▶ _THE EXERCISE_:
Pictures in the records should not be copied, but every other part must be repeated exactly.

▶ _LISTED ENTRIES_:

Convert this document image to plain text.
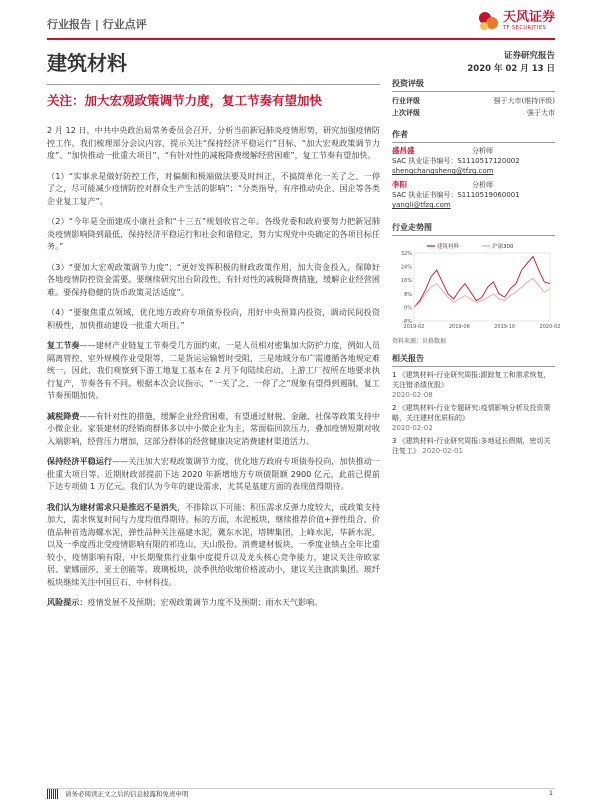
行业报告 | 行业点评	天风证券
TF SECURITIES
建筑材料
关注：加大宏观政策调节力度，复工节奏有望加快
证券研究报告
2020 年 02 月 13 日
投资评级
行业评级	强于大市(维持评级)
上次评级	强于大市
作者
盛昌盛	分析师
SAC 执业证书编号：S1110517120002
shengchangsheng@tfzq.com
李阳	分析师
SAC 执业证书编号：S1110519060001
yangli@tfzq.com
行业走势图
32%
24%
16%
8%
0%
-8%
2019-02	2019-06	2019-10	2020-02
建筑材料	沪深300
资料来源：贝格数据
相关报告
1 《建筑材料-行业研究周报:跟踪复工和需求恢复，关注错杀绩优股》
2020-02-08
2 《建筑材料-行业专题研究:疫情影响分析及投资策略，关注建材优质标的》
2020-02-02
3 《建筑材料-行业研究周报:多地延长假期，密切关注复工》 2020-02-01

2 月 12 日，中共中央政治局常务委员会召开，分析当前新冠肺炎疫情形势，研究加强疫情防控工作。我们梳理部分会议内容，提示关注“保持经济平稳运行”目标、“加大宏观政策调节力度”、“加快推动一批重大项目”、“有针对性的减税降费缓解经营困难”，复工节奏有望加快。

（1）“实事求是做好防控工作，对偏颇和极端做法要及时纠正，不搞简单化一关了之、一停了之，尽可能减少疫情防控对群众生产生活的影响”；“分类指导，有序推动央企、国企等各类企业复工复产”。

（2）“今年是全面建成小康社会和“十三五”规划收官之年。各级党委和政府要努力把新冠肺炎疫情影响降到最低，保持经济平稳运行和社会和谐稳定，努力实现党中央确定的各项目标任务。”

（3）“要加大宏观政策调节力度”；“更好发挥积极的财政政策作用，加大资金投入，保障好各地疫情防控资金需要。要继续研究出台阶段性、有针对性的减税降费措施，缓解企业经营困难。要保持稳健的货币政策灵活适度”。

（4）“要聚焦重点领域，优化地方政府专项债券投向，用好中央预算内投资，调动民间投资积极性，加快推动建设一批重大项目。”

复工节奏——建材产业链复工节奏受几方面约束，一是人员相对密集加大防护力度，例如人员隔离管控、室外规模作业受限等，二是货运运输暂时受阻，三是地域分布广需遵循各地规定难统一，因此，我们观察到下游工地复工基本在 2 月下旬陆续启动，上游工厂按所在地要求执行复产，节奏各有不同。根据本次会议指示，“一关了之、一停了之”现象有望得到遏制，复工节奏预期加快。

减税降费——有针对性的措施，缓解企业经营困难，有望通过财税、金融、社保等政策支持中小微企业。家装建材的经销商群体多以中小微企业为主，常面临回款压力，叠加疫情短期对收入端影响，经营压力增加，这部分群体的经营健康决定消费建材渠道活力。

保持经济平稳运行——关注加大宏观政策调节力度，优化地方政府专项债券投向，加快推动一批重大项目等。近期财政部提前下达 2020 年新增地方专项债限额 2900 亿元，此前已提前下达专项债 1 万亿元。我们认为今年的建设需求，尤其是基建方面的表现值得期待。

我们认为建材需求只是推迟不是消失，不排除以下可能：积压需求反弹力度较大，或政策支持加大，需求恢复时间与力度均值得期待。标的方面，水泥板块，继续推荐价值+弹性组合，价值品种首选海螺水泥，弹性品种关注福建水泥，冀东水泥，塔牌集团，上峰水泥，华新水泥，以及一季度西北受疫情影响有限的祁连山、天山股份。消费建材板块，一季度业绩占全年比重较小，疫情影响有限，中长期聚焦行业集中度提升以及龙头核心竞争能力，建议关注帝欧家居、蒙娜丽莎、亚士创能等。玻璃板块，淡季供给收缩价格波动小，建议关注旗滨集团。玻纤板块继续关注中国巨石、中材科技。

风险提示：疫情发展不及预期；宏观政策调节力度不及预期；雨水天气影响。

请务必阅读正文之后的信息披露和免责申明	1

▶ _REPLY_:
Convert this document image to plain text.
行业报告 | 行业点评	天风证券
TF SECURITIES
建筑材料
关注：加大宏观政策调节力度，复工节奏有望加快
证券研究报告
2020 年 02 月 13 日
投资评级
行业评级	强于大市(维持评级)
上次评级	强于大市
作者
盛昌盛	分析师
SAC 执业证书编号：S1110517120002
shengchangsheng@tfzq.com
李阳	分析师
SAC 执业证书编号：S1110519060001
yangli@tfzq.com
行业走势图
32%
24%
16%
8%
0%
-8%
2019-02	2019-06	2019-10	2020-02
建筑材料	沪深300
资料来源：贝格数据
相关报告
1 《建筑材料-行业研究周报:跟踪复工和需求恢复，关注错杀绩优股》
2020-02-08
2 《建筑材料-行业专题研究:疫情影响分析及投资策略，关注建材优质标的》
2020-02-02
3 《建筑材料-行业研究周报:多地延长假期，密切关注复工》 2020-02-01

2 月 12 日，中共中央政治局常务委员会召开，分析当前新冠肺炎疫情形势，研究加强疫情防控工作。我们梳理部分会议内容，提示关注“保持经济平稳运行”目标、“加大宏观政策调节力度”、“加快推动一批重大项目”、“有针对性的减税降费缓解经营困难”，复工节奏有望加快。

（1）“实事求是做好防控工作，对偏颇和极端做法要及时纠正，不搞简单化一关了之、一停了之，尽可能减少疫情防控对群众生产生活的影响”；“分类指导，有序推动央企、国企等各类企业复工复产”。

（2）“今年是全面建成小康社会和“十三五”规划收官之年。各级党委和政府要努力把新冠肺炎疫情影响降到最低，保持经济平稳运行和社会和谐稳定，努力实现党中央确定的各项目标任务。”

（3）“要加大宏观政策调节力度”；“更好发挥积极的财政政策作用，加大资金投入，保障好各地疫情防控资金需要。要继续研究出台阶段性、有针对性的减税降费措施，缓解企业经营困难。要保持稳健的货币政策灵活适度”。

（4）“要聚焦重点领域，优化地方政府专项债券投向，用好中央预算内投资，调动民间投资积极性，加快推动建设一批重大项目。”

复工节奏——建材产业链复工节奏受几方面约束，一是人员相对密集加大防护力度，例如人员隔离管控、室外规模作业受限等，二是货运运输暂时受阻，三是地域分布广需遵循各地规定难统一，因此，我们观察到下游工地复工基本在 2 月下旬陆续启动，上游工厂按所在地要求执行复产，节奏各有不同。根据本次会议指示，“一关了之、一停了之”现象有望得到遏制，复工节奏预期加快。

减税降费——有针对性的措施，缓解企业经营困难，有望通过财税、金融、社保等政策支持中小微企业。家装建材的经销商群体多以中小微企业为主，常面临回款压力，叠加疫情短期对收入端影响，经营压力增加，这部分群体的经营健康决定消费建材渠道活力。

保持经济平稳运行——关注加大宏观政策调节力度，优化地方政府专项债券投向，加快推动一批重大项目等。近期财政部提前下达 2020 年新增地方专项债限额 2900 亿元，此前已提前下达专项债 1 万亿元。我们认为今年的建设需求，尤其是基建方面的表现值得期待。

我们认为建材需求只是推迟不是消失，不排除以下可能：积压需求反弹力度较大，或政策支持加大，需求恢复时间与力度均值得期待。标的方面，水泥板块，继续推荐价值+弹性组合，价值品种首选海螺水泥，弹性品种关注福建水泥，冀东水泥，塔牌集团，上峰水泥，华新水泥，以及一季度西北受疫情影响有限的祁连山、天山股份。消费建材板块，一季度业绩占全年比重较小，疫情影响有限，中长期聚焦行业集中度提升以及龙头核心竞争能力，建议关注帝欧家居、蒙娜丽莎、亚士创能等。玻璃板块，淡季供给收缩价格波动小，建议关注旗滨集团。玻纤板块继续关注中国巨石、中材科技。

风险提示：疫情发展不及预期；宏观政策调节力度不及预期；雨水天气影响。

请务必阅读正文之后的信息披露和免责申明	1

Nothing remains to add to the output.